━━━━━ Task input ━━━━━

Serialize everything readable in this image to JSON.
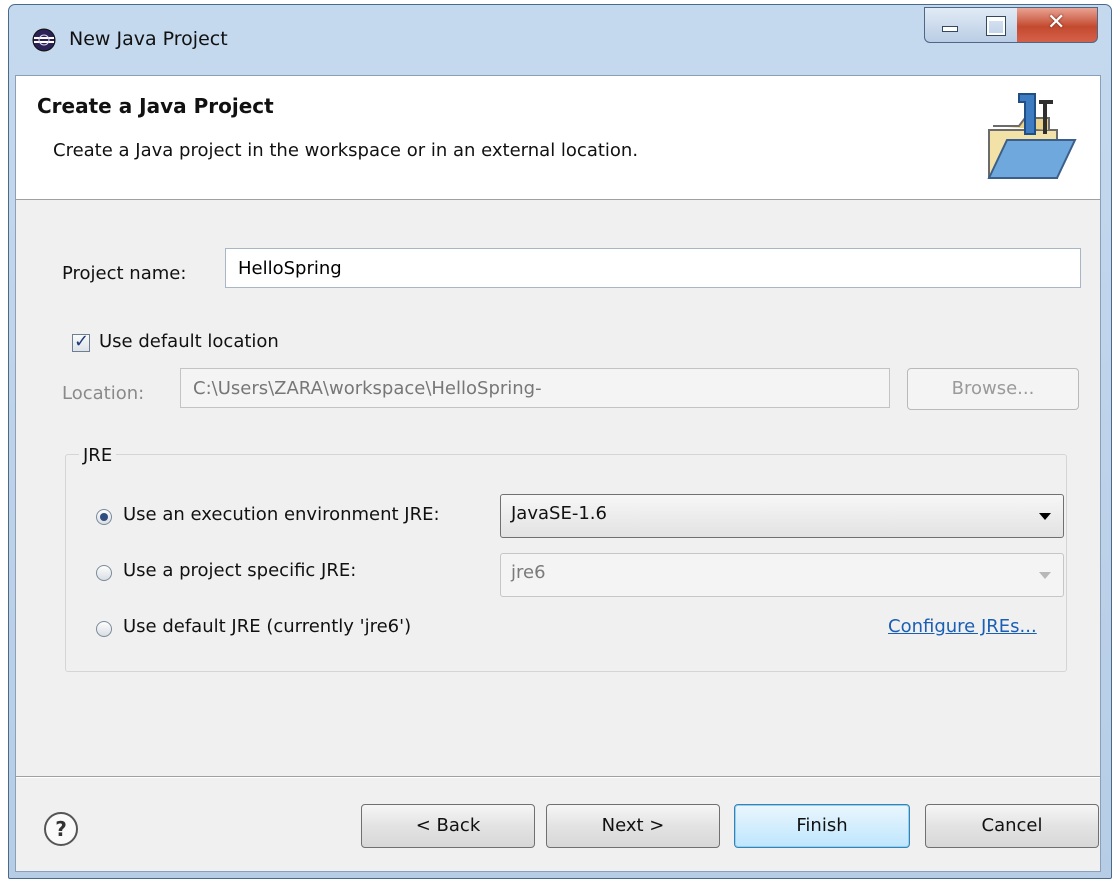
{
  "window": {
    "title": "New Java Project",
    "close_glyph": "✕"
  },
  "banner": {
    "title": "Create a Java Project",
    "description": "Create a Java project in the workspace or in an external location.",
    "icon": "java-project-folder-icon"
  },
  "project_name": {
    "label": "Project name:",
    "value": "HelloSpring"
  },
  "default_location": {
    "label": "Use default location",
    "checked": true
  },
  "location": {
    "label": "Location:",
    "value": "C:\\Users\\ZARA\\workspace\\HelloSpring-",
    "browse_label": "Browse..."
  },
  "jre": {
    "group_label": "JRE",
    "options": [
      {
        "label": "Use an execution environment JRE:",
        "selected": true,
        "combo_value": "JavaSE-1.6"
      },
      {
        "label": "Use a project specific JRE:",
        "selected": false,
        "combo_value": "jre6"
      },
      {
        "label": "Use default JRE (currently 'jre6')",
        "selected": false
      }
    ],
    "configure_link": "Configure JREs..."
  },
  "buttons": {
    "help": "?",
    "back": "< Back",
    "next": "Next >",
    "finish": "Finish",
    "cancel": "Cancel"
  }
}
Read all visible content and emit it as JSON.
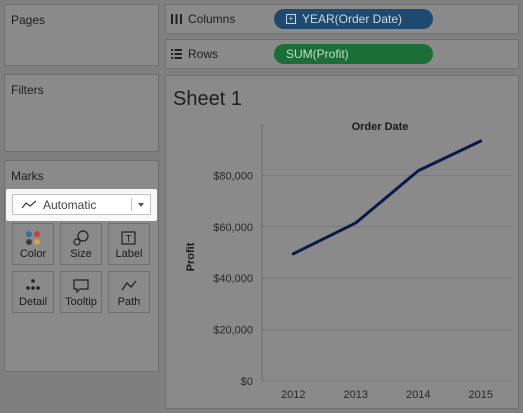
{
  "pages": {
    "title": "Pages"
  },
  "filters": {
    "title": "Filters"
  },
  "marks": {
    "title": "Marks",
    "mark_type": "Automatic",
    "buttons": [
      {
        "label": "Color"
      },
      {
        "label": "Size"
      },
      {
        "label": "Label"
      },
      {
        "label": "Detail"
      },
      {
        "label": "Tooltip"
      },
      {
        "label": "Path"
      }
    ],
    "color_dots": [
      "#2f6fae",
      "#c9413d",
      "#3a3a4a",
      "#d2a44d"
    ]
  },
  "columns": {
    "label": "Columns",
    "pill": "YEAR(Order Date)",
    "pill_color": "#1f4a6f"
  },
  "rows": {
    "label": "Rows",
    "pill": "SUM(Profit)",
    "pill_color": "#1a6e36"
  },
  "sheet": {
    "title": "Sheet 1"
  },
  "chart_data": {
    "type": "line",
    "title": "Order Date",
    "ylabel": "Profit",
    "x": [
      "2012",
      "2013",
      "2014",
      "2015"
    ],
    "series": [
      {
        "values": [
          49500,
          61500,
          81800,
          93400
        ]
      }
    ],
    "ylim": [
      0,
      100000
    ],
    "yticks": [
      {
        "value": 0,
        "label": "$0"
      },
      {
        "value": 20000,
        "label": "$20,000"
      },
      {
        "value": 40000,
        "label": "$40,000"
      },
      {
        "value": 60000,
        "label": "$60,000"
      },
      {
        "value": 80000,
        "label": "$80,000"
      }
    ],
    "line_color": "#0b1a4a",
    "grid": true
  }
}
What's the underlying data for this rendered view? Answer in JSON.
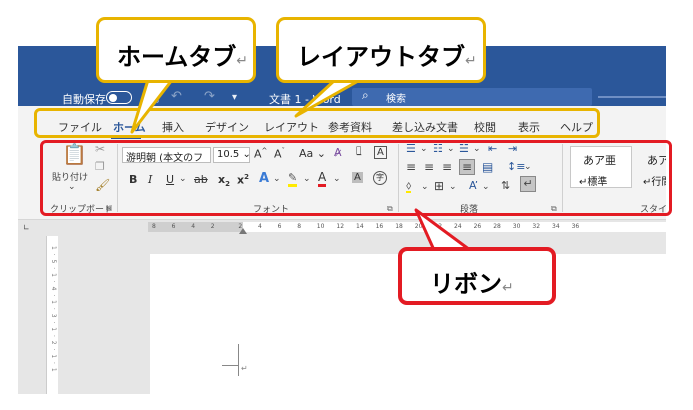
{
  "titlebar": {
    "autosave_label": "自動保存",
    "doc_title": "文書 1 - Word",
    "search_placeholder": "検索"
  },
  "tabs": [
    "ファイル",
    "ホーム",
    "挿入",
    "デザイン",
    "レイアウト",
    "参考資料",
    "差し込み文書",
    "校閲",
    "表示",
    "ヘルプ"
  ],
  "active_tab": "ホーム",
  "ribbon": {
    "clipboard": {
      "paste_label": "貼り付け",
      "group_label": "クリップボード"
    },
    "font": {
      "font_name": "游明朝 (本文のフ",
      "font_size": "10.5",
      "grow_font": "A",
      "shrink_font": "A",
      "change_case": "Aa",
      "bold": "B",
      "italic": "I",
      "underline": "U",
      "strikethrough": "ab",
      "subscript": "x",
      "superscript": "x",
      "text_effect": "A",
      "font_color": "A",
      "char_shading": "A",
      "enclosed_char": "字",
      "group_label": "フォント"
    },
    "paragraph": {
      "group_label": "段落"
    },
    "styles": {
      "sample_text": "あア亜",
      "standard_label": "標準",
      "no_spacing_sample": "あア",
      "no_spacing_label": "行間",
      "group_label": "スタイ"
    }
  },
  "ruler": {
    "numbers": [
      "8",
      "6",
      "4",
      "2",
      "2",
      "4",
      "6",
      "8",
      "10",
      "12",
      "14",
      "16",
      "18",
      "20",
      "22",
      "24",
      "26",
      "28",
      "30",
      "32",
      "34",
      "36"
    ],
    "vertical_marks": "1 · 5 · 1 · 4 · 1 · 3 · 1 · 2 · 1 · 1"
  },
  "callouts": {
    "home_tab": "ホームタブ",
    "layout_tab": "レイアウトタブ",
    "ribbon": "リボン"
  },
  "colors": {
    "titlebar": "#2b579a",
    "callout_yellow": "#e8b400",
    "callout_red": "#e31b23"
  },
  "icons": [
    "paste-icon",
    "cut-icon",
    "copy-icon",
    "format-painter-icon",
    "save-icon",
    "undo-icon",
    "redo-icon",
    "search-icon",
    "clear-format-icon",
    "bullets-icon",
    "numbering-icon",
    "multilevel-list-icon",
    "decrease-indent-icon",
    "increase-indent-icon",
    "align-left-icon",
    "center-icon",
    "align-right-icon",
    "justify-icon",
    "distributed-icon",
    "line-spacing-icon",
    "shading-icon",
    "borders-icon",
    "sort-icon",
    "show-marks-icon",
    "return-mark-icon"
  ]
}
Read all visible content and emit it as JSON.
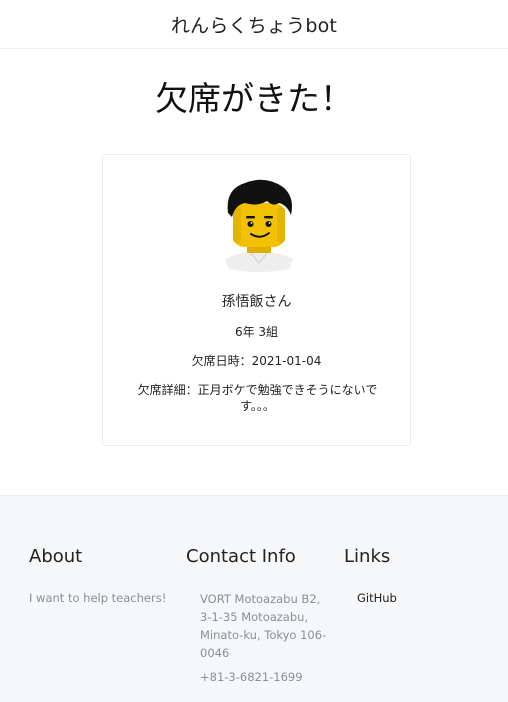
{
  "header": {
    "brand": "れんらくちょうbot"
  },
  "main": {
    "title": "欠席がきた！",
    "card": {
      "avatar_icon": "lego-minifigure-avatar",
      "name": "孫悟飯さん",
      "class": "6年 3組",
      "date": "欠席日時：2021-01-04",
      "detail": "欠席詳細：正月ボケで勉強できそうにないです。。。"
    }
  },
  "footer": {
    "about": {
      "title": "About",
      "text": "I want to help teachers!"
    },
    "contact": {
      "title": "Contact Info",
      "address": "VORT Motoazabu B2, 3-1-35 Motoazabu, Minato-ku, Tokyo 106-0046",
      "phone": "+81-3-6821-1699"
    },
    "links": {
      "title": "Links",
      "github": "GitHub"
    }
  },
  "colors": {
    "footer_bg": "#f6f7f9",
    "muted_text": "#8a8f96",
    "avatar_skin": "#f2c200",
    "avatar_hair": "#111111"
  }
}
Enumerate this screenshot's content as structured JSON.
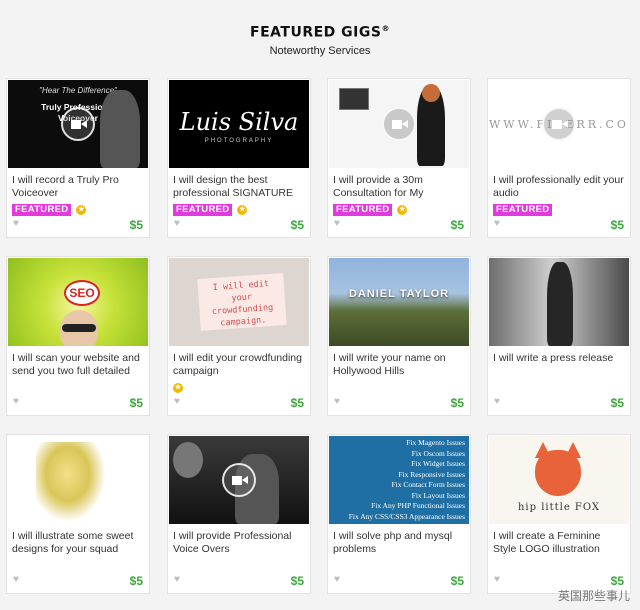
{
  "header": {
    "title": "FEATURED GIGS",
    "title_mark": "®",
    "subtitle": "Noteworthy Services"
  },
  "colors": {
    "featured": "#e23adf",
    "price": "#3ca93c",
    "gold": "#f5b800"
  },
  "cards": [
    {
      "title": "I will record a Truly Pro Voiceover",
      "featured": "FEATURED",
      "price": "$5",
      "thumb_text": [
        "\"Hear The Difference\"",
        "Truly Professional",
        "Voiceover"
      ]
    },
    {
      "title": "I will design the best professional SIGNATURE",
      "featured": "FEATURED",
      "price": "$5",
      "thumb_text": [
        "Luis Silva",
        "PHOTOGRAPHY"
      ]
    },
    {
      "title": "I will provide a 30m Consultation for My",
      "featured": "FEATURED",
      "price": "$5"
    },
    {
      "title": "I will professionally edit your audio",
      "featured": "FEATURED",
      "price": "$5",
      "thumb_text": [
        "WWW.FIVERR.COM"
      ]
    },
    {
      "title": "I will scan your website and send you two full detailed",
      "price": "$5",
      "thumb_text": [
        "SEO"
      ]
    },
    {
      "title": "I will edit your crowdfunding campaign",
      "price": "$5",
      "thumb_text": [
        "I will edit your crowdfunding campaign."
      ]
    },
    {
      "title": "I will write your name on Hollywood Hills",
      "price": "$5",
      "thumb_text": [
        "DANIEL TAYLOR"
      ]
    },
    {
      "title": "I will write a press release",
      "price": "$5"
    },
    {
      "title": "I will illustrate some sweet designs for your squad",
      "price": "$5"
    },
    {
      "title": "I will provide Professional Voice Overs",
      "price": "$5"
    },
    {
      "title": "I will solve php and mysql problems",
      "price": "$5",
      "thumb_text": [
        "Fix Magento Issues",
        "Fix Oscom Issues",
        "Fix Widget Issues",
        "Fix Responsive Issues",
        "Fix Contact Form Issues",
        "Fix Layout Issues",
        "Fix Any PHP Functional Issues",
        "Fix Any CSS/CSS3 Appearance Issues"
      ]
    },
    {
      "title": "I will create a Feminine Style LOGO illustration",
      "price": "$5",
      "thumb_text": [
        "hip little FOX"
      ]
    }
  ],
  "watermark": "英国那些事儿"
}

━━━━━

In the records above, find each line with the word "true" and copy it.

▶ Exercise response:
    "checked": true
        "selected": true,
    "grid": true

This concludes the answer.